[Data tied to figure images]

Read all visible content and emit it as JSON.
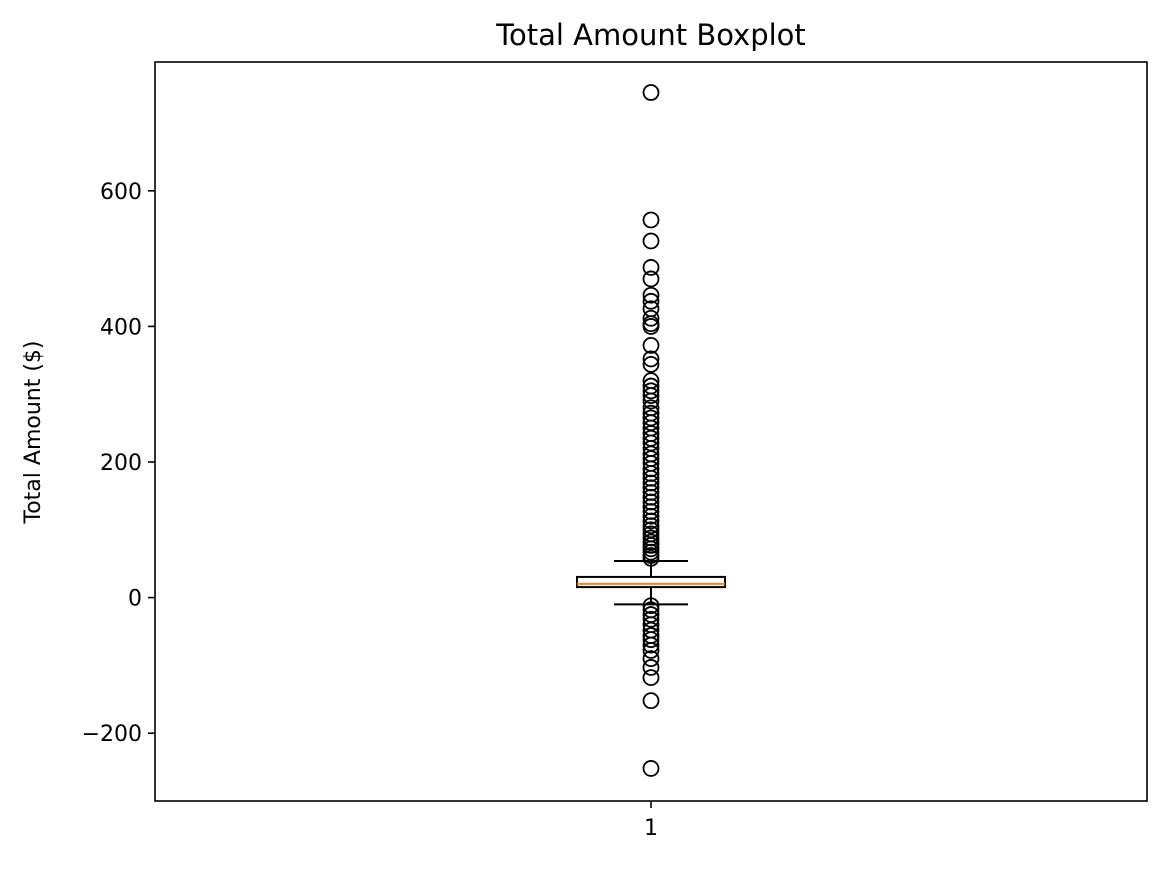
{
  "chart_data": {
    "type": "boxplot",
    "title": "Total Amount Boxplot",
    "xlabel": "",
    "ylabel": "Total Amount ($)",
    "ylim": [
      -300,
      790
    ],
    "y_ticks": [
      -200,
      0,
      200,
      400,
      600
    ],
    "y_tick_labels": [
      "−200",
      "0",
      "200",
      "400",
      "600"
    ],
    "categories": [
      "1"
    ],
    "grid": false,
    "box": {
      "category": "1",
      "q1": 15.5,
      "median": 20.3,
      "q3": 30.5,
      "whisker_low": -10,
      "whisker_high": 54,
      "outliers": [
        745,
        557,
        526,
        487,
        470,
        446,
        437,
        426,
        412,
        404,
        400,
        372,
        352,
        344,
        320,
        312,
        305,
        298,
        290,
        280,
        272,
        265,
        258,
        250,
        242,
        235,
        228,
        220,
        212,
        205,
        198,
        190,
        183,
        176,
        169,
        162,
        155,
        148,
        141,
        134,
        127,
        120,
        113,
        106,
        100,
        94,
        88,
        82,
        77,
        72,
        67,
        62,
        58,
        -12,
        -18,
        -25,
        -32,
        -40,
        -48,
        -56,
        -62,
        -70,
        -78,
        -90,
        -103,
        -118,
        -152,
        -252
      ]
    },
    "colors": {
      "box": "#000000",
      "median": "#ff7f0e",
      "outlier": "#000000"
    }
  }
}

...

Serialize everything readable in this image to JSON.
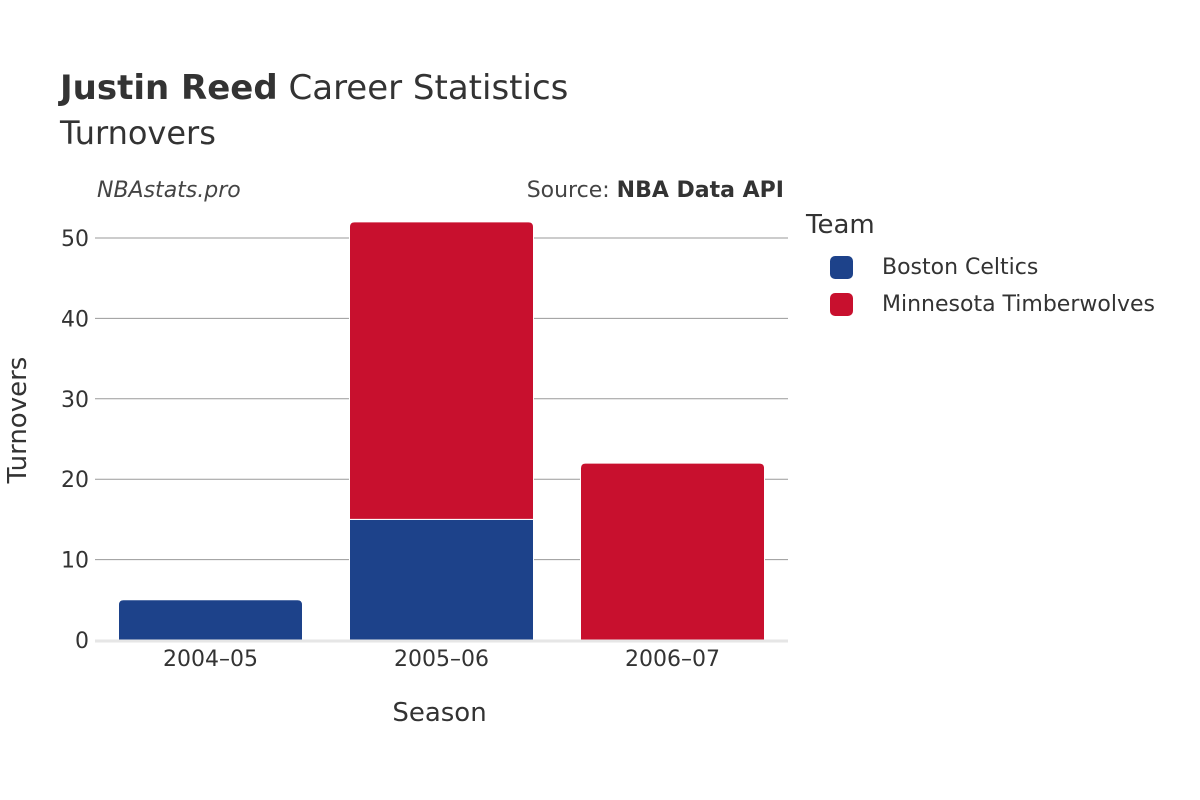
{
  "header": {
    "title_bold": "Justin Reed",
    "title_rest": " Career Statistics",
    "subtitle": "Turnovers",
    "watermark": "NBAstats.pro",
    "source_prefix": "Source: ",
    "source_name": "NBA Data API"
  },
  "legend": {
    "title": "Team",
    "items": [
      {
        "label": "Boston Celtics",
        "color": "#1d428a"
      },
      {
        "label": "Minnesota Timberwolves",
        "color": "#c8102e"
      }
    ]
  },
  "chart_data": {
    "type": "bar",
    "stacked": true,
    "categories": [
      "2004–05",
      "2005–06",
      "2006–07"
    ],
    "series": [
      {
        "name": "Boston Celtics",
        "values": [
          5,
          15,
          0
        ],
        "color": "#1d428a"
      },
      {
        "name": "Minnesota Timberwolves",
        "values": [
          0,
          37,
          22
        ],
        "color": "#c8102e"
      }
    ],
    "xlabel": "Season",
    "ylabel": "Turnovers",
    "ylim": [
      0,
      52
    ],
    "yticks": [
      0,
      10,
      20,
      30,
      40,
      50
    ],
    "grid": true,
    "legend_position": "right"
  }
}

= EXERCISE DIRECTIONS =
Find how many lines of the listing include the string "Celtics" and give that number, nothing else.

= CORRECT ANSWER =
2